Extracted material
---+---

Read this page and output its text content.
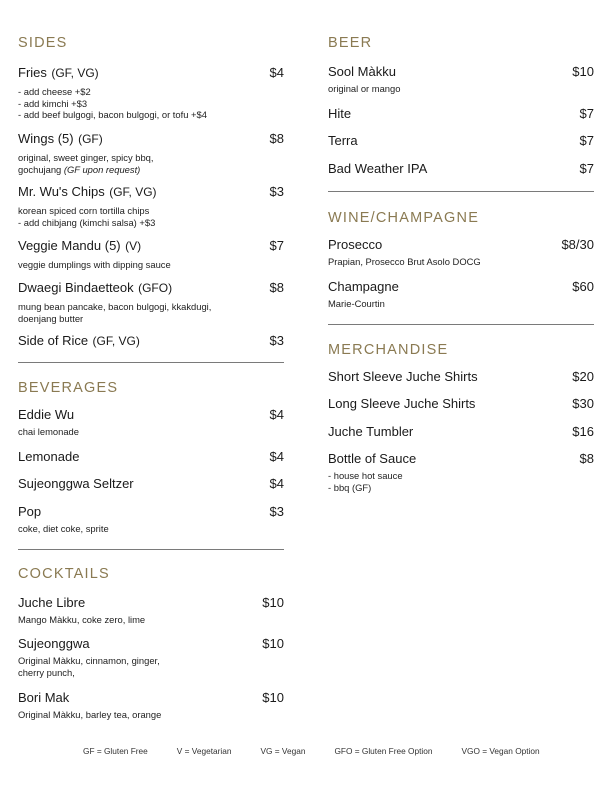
SIDES
Fries (GF, VG)	$4
- add cheese +$2
- add kimchi +$3
- add beef bulgogi, bacon bulgogi, or tofu +$4
Wings (5) (GF)	$8
original, sweet ginger, spicy bbq,
gochujang (GF upon request)
Mr. Wu's Chips (GF, VG)	$3
korean spiced corn tortilla chips
- add chibjang (kimchi salsa) +$3
Veggie Mandu (5) (V)	$7
veggie dumplings with dipping sauce
Dwaegi Bindaetteok (GFO)	$8
mung bean pancake, bacon bulgogi, kkakdugi,
doenjang butter
Side of Rice (GF, VG)	$3
BEVERAGES
Eddie Wu	$4
chai lemonade
Lemonade	$4
Sujeonggwa Seltzer	$4
Pop	$3
coke, diet coke, sprite
COCKTAILS
Juche Libre	$10
Mango Màkku, coke zero, lime
Sujeonggwa	$10
Original Màkku, cinnamon, ginger,
cherry punch,
Bori Mak	$10
Original Màkku, barley tea, orange
BEER
Sool Màkku	$10
original or mango
Hite	$7
Terra	$7
Bad Weather IPA	$7
WINE/CHAMPAGNE
Prosecco	$8/30
Prapian, Prosecco Brut Asolo DOCG
Champagne	$60
Marie-Courtin
MERCHANDISE
Short Sleeve Juche Shirts	$20
Long Sleeve Juche Shirts	$30
Juche Tumbler	$16
Bottle of Sauce	$8
- house hot sauce
- bbq (GF)
GF = Gluten Free	V = Vegetarian	VG = Vegan	GFO = Gluten Free Option	VGO = Vegan Option
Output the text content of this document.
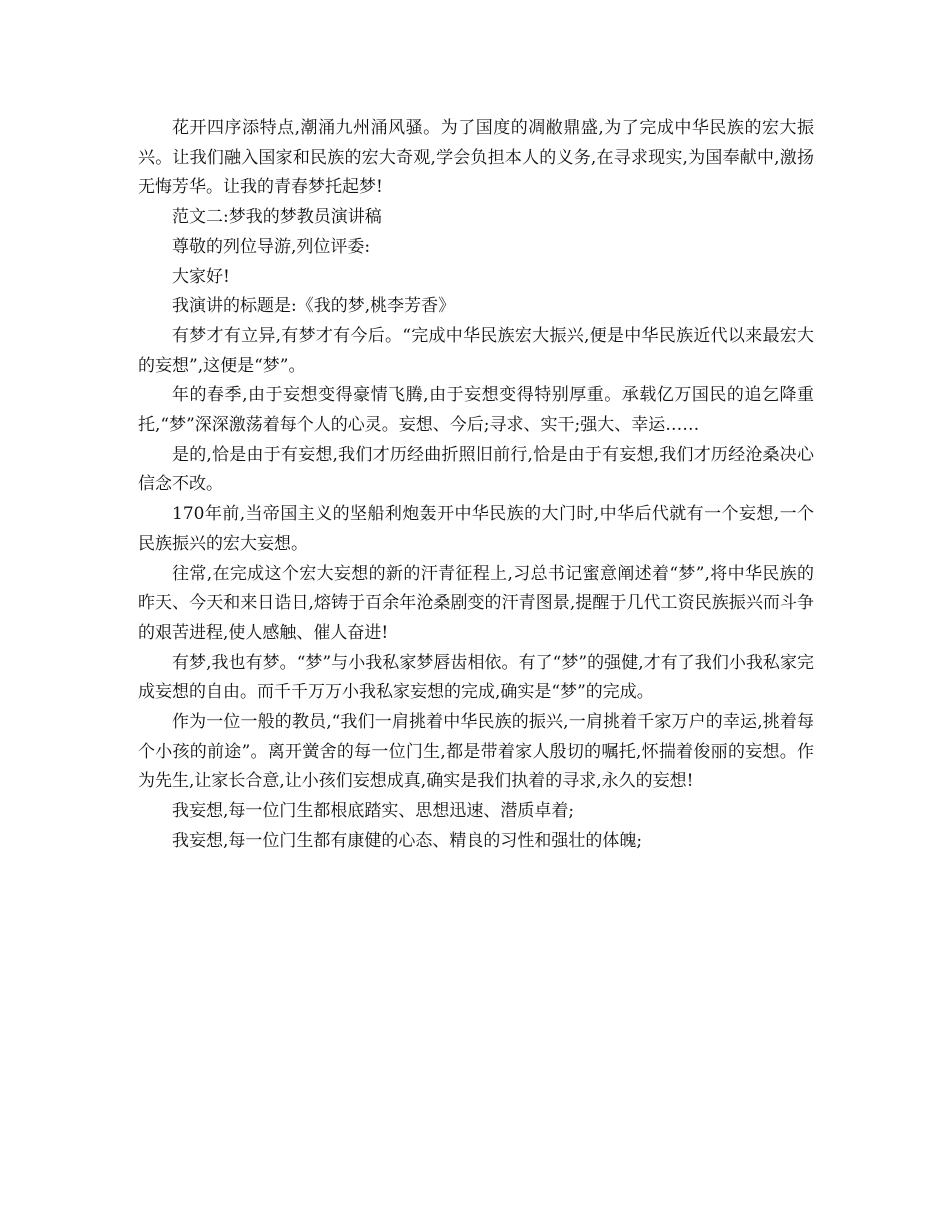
花开四序添特点,潮涌九州涌风骚。为了国度的凋敝鼎盛,为了完成中华民族的宏大振兴。让我们融入国家和民族的宏大奇观,学会负担本人的义务,在寻求现实,为国奉献中,激扬无悔芳华。让我的青春梦托起梦!

范文二:梦我的梦教员演讲稿

尊敬的列位导游,列位评委:

大家好!

我演讲的标题是:《我的梦,桃李芳香》

有梦才有立异,有梦才有今后。“完成中华民族宏大振兴,便是中华民族近代以来最宏大的妄想”,这便是“梦”。

年的春季,由于妄想变得豪情飞腾,由于妄想变得特别厚重。承载亿万国民的追乞降重托,“梦”深深激荡着每个人的心灵。妄想、今后;寻求、实干;强大、幸运……

是的,恰是由于有妄想,我们才历经曲折照旧前行,恰是由于有妄想,我们才历经沧桑决心信念不改。

170年前,当帝国主义的坚船利炮轰开中华民族的大门时,中华后代就有一个妄想,一个民族振兴的宏大妄想。

往常,在完成这个宏大妄想的新的汗青征程上,习总书记蜜意阐述着“梦”,将中华民族的昨天、今天和来日诰日,熔铸于百余年沧桑剧变的汗青图景,提醒于几代工资民族振兴而斗争的艰苦进程,使人感触、催人奋进!

有梦,我也有梦。“梦”与小我私家梦唇齿相依。有了“梦”的强健,才有了我们小我私家完成妄想的自由。而千千万万小我私家妄想的完成,确实是“梦”的完成。

作为一位一般的教员,“我们一肩挑着中华民族的振兴,一肩挑着千家万户的幸运,挑着每个小孩的前途”。离开黉舍的每一位门生,都是带着家人殷切的嘱托,怀揣着俊丽的妄想。作为先生,让家长合意,让小孩们妄想成真,确实是我们执着的寻求,永久的妄想!

我妄想,每一位门生都根底踏实、思想迅速、潜质卓着;

我妄想,每一位门生都有康健的心态、精良的习性和强壮的体魄;
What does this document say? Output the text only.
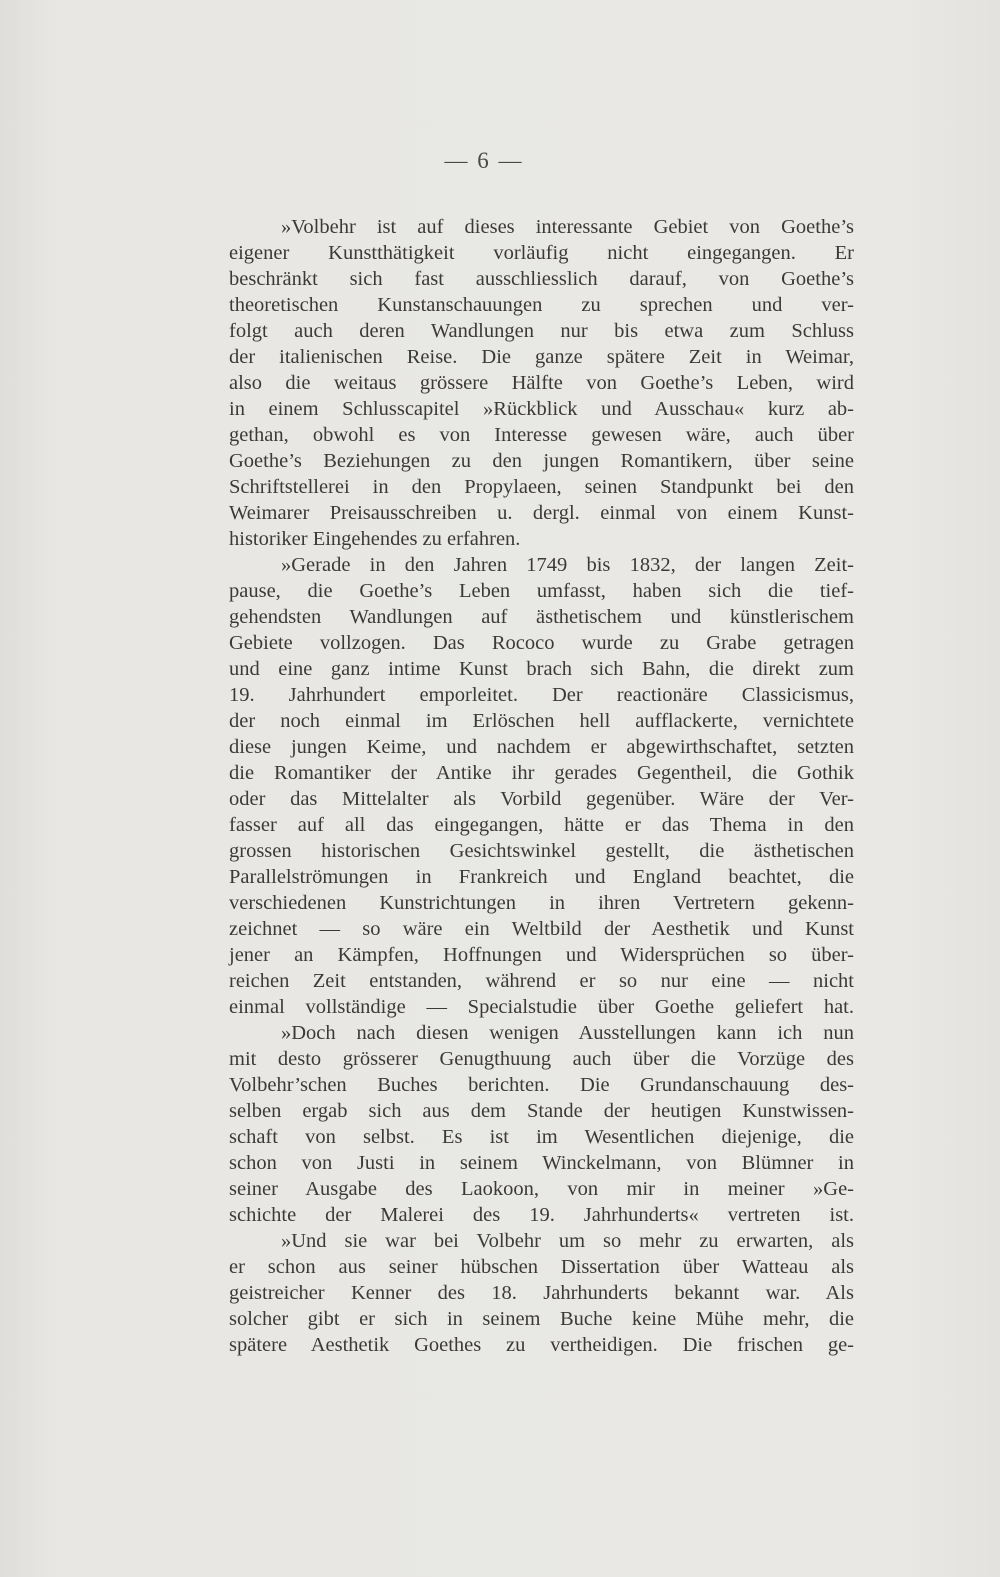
— 6 —
»Volbehr ist auf dieses interessante Gebiet von Goethe’s
eigener Kunstthätigkeit vorläufig nicht eingegangen. Er
beschränkt sich fast ausschliesslich darauf, von Goethe’s
theoretischen Kunstanschauungen zu sprechen und ver-
folgt auch deren Wandlungen nur bis etwa zum Schluss
der italienischen Reise. Die ganze spätere Zeit in Weimar,
also die weitaus grössere Hälfte von Goethe’s Leben, wird
in einem Schlusscapitel »Rückblick und Ausschau« kurz ab-
gethan, obwohl es von Interesse gewesen wäre, auch über
Goethe’s Beziehungen zu den jungen Romantikern, über seine
Schriftstellerei in den Propylaeen, seinen Standpunkt bei den
Weimarer Preisausschreiben u. dergl. einmal von einem Kunst-
historiker Eingehendes zu erfahren.
»Gerade in den Jahren 1749 bis 1832, der langen Zeit-
pause, die Goethe’s Leben umfasst, haben sich die tief-
gehendsten Wandlungen auf ästhetischem und künstlerischem
Gebiete vollzogen. Das Rococo wurde zu Grabe getragen
und eine ganz intime Kunst brach sich Bahn, die direkt zum
19. Jahrhundert emporleitet. Der reactionäre Classicismus,
der noch einmal im Erlöschen hell aufflackerte, vernichtete
diese jungen Keime, und nachdem er abgewirthschaftet, setzten
die Romantiker der Antike ihr gerades Gegentheil, die Gothik
oder das Mittelalter als Vorbild gegenüber. Wäre der Ver-
fasser auf all das eingegangen, hätte er das Thema in den
grossen historischen Gesichtswinkel gestellt, die ästhetischen
Parallelströmungen in Frankreich und England beachtet, die
verschiedenen Kunstrichtungen in ihren Vertretern gekenn-
zeichnet — so wäre ein Weltbild der Aesthetik und Kunst
jener an Kämpfen, Hoffnungen und Widersprüchen so über-
reichen Zeit entstanden, während er so nur eine — nicht
einmal vollständige — Specialstudie über Goethe geliefert hat.
»Doch nach diesen wenigen Ausstellungen kann ich nun
mit desto grösserer Genugthuung auch über die Vorzüge des
Volbehr’schen Buches berichten. Die Grundanschauung des-
selben ergab sich aus dem Stande der heutigen Kunstwissen-
schaft von selbst. Es ist im Wesentlichen diejenige, die
schon von Justi in seinem Winckelmann, von Blümner in
seiner Ausgabe des Laokoon, von mir in meiner »Ge-
schichte der Malerei des 19. Jahrhunderts« vertreten ist.
»Und sie war bei Volbehr um so mehr zu erwarten, als
er schon aus seiner hübschen Dissertation über Watteau als
geistreicher Kenner des 18. Jahrhunderts bekannt war. Als
solcher gibt er sich in seinem Buche keine Mühe mehr, die
spätere Aesthetik Goethes zu vertheidigen. Die frischen ge-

---+---

Goal
Reproduce every record above exactly, but leave out the pictures.

Correct result
Read this page and output its text content.
SIDES
Fries (GF, VG)	$4
- add cheese +$2
- add kimchi +$3
- add beef bulgogi, bacon bulgogi, or tofu +$4
Wings (5) (GF)	$8
original, sweet ginger, spicy bbq,
gochujang (GF upon request)
Mr. Wu's Chips (GF, VG)	$3
korean spiced corn tortilla chips
- add chibjang (kimchi salsa) +$3
Veggie Mandu (5) (V)	$7
veggie dumplings with dipping sauce
Dwaegi Bindaetteok (GFO)	$8
mung bean pancake, bacon bulgogi, kkakdugi,
doenjang butter
Side of Rice (GF, VG)	$3
BEVERAGES
Eddie Wu	$4
chai lemonade
Lemonade	$4
Sujeonggwa Seltzer	$4
Pop	$3
coke, diet coke, sprite
COCKTAILS
Juche Libre	$10
Mango Màkku, coke zero, lime
Sujeonggwa	$10
Original Màkku, cinnamon, ginger,
cherry punch,
Bori Mak	$10
Original Màkku, barley tea, orange
BEER
Sool Màkku	$10
original or mango
Hite	$7
Terra	$7
Bad Weather IPA	$7
WINE/CHAMPAGNE
Prosecco	$8/30
Prapian, Prosecco Brut Asolo DOCG
Champagne	$60
Marie-Courtin
MERCHANDISE
Short Sleeve Juche Shirts	$20
Long Sleeve Juche Shirts	$30
Juche Tumbler	$16
Bottle of Sauce	$8
- house hot sauce
- bbq (GF)
GF = Gluten Free	V = Vegetarian	VG = Vegan	GFO = Gluten Free Option	VGO = Vegan Option
Output the text content of this document.
花开四序添特点,潮涌九州涌风骚。为了国度的凋敝鼎盛,为了完成中华民族的宏大振兴。让我们融入国家和民族的宏大奇观,学会负担本人的义务,在寻求现实,为国奉献中,激扬无悔芳华。让我的青春梦托起梦!

范文二:梦我的梦教员演讲稿

尊敬的列位导游,列位评委:

大家好!

我演讲的标题是:《我的梦,桃李芳香》

有梦才有立异,有梦才有今后。“完成中华民族宏大振兴,便是中华民族近代以来最宏大的妄想”,这便是“梦”。

年的春季,由于妄想变得豪情飞腾,由于妄想变得特别厚重。承载亿万国民的追乞降重托,“梦”深深激荡着每个人的心灵。妄想、今后;寻求、实干;强大、幸运……

是的,恰是由于有妄想,我们才历经曲折照旧前行,恰是由于有妄想,我们才历经沧桑决心信念不改。

170年前,当帝国主义的坚船利炮轰开中华民族的大门时,中华后代就有一个妄想,一个民族振兴的宏大妄想。

往常,在完成这个宏大妄想的新的汗青征程上,习总书记蜜意阐述着“梦”,将中华民族的昨天、今天和来日诰日,熔铸于百余年沧桑剧变的汗青图景,提醒于几代工资民族振兴而斗争的艰苦进程,使人感触、催人奋进!

有梦,我也有梦。“梦”与小我私家梦唇齿相依。有了“梦”的强健,才有了我们小我私家完成妄想的自由。而千千万万小我私家妄想的完成,确实是“梦”的完成。

作为一位一般的教员,“我们一肩挑着中华民族的振兴,一肩挑着千家万户的幸运,挑着每个小孩的前途”。离开黉舍的每一位门生,都是带着家人殷切的嘱托,怀揣着俊丽的妄想。作为先生,让家长合意,让小孩们妄想成真,确实是我们执着的寻求,永久的妄想!

我妄想,每一位门生都根底踏实、思想迅速、潜质卓着;

我妄想,每一位门生都有康健的心态、精良的习性和强壮的体魄;
What does this document say? Output the text only.
— 6 —
»Volbehr ist auf dieses interessante Gebiet von Goethe’s
eigener Kunstthätigkeit vorläufig nicht eingegangen. Er
beschränkt sich fast ausschliesslich darauf, von Goethe’s
theoretischen Kunstanschauungen zu sprechen und ver-
folgt auch deren Wandlungen nur bis etwa zum Schluss
der italienischen Reise. Die ganze spätere Zeit in Weimar,
also die weitaus grössere Hälfte von Goethe’s Leben, wird
in einem Schlusscapitel »Rückblick und Ausschau« kurz ab-
gethan, obwohl es von Interesse gewesen wäre, auch über
Goethe’s Beziehungen zu den jungen Romantikern, über seine
Schriftstellerei in den Propylaeen, seinen Standpunkt bei den
Weimarer Preisausschreiben u. dergl. einmal von einem Kunst-
historiker Eingehendes zu erfahren.
»Gerade in den Jahren 1749 bis 1832, der langen Zeit-
pause, die Goethe’s Leben umfasst, haben sich die tief-
gehendsten Wandlungen auf ästhetischem und künstlerischem
Gebiete vollzogen. Das Rococo wurde zu Grabe getragen
und eine ganz intime Kunst brach sich Bahn, die direkt zum
19. Jahrhundert emporleitet. Der reactionäre Classicismus,
der noch einmal im Erlöschen hell aufflackerte, vernichtete
diese jungen Keime, und nachdem er abgewirthschaftet, setzten
die Romantiker der Antike ihr gerades Gegentheil, die Gothik
oder das Mittelalter als Vorbild gegenüber. Wäre der Ver-
fasser auf all das eingegangen, hätte er das Thema in den
grossen historischen Gesichtswinkel gestellt, die ästhetischen
Parallelströmungen in Frankreich und England beachtet, die
verschiedenen Kunstrichtungen in ihren Vertretern gekenn-
zeichnet — so wäre ein Weltbild der Aesthetik und Kunst
jener an Kämpfen, Hoffnungen und Widersprüchen so über-
reichen Zeit entstanden, während er so nur eine — nicht
einmal vollständige — Specialstudie über Goethe geliefert hat.
»Doch nach diesen wenigen Ausstellungen kann ich nun
mit desto grösserer Genugthuung auch über die Vorzüge des
Volbehr’schen Buches berichten. Die Grundanschauung des-
selben ergab sich aus dem Stande der heutigen Kunstwissen-
schaft von selbst. Es ist im Wesentlichen diejenige, die
schon von Justi in seinem Winckelmann, von Blümner in
seiner Ausgabe des Laokoon, von mir in meiner »Ge-
schichte der Malerei des 19. Jahrhunderts« vertreten ist.
»Und sie war bei Volbehr um so mehr zu erwarten, als
er schon aus seiner hübschen Dissertation über Watteau als
geistreicher Kenner des 18. Jahrhunderts bekannt war. Als
solcher gibt er sich in seinem Buche keine Mühe mehr, die
spätere Aesthetik Goethes zu vertheidigen. Die frischen ge-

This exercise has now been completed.